# Aim of the task:
From the entries below, report how many lines contain the string "never". Give only that number.

Stored data entries:
++++++++++

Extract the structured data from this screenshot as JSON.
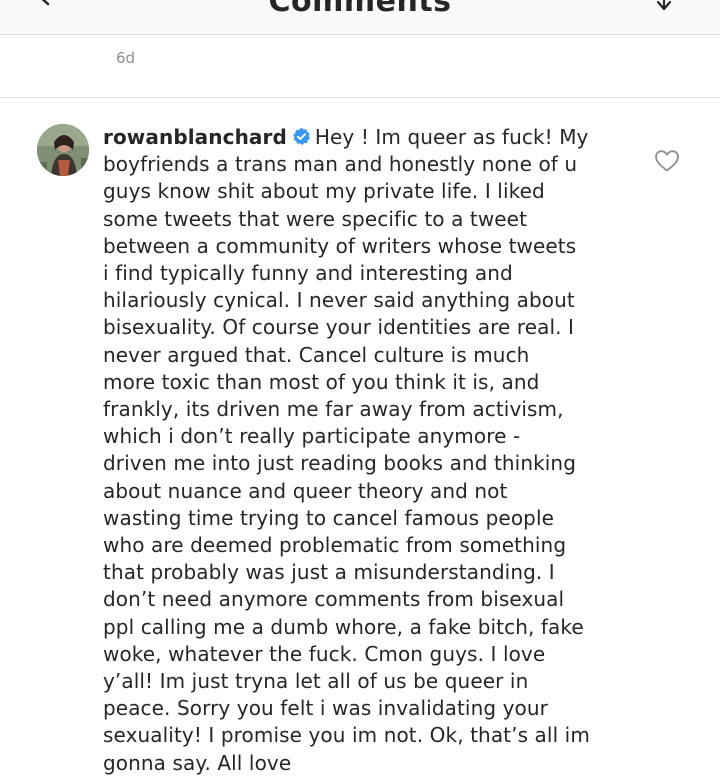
{
  "header": {
    "title": "Comments",
    "back_icon": "chevron-left-icon",
    "share_icon": "send-icon"
  },
  "previous_comment": {
    "time": "6d"
  },
  "comment": {
    "username": "rowanblanchard",
    "verified_icon": "verified-badge-icon",
    "like_icon": "heart-outline-icon",
    "lines": [
      "Hey ! Im queer as fuck! My",
      "boyfriends a trans man and honestly none of u",
      "guys know shit about my private life. I liked",
      "some tweets that were specific to a tweet",
      "between a community of writers whose tweets",
      "i find typically funny and interesting and",
      "hilariously cynical. I never said anything about",
      "bisexuality. Of course your identities are real. I",
      "never argued that. Cancel culture is much",
      "more toxic than most of you think it is, and",
      "frankly, its driven me far away from activism,",
      "which i don’t really participate anymore -",
      "driven me into just reading books and thinking",
      "about nuance and queer theory and not",
      "wasting time trying to cancel famous people",
      "who are deemed problematic from something",
      "that probably was just a misunderstanding. I",
      "don’t need anymore comments from bisexual",
      "ppl calling me a dumb whore, a fake bitch, fake",
      "woke, whatever the fuck. Cmon guys. I love",
      "y’all! Im just tryna let all of us be queer in",
      "peace. Sorry you felt i was invalidating your",
      "sexuality! I promise you im not. Ok, that’s all im",
      "gonna say. All love"
    ]
  },
  "colors": {
    "text": "#262626",
    "muted": "#8e8e8e",
    "verified": "#3897f0",
    "border": "#dbdbdb"
  }
}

++++++++++

# Result:
2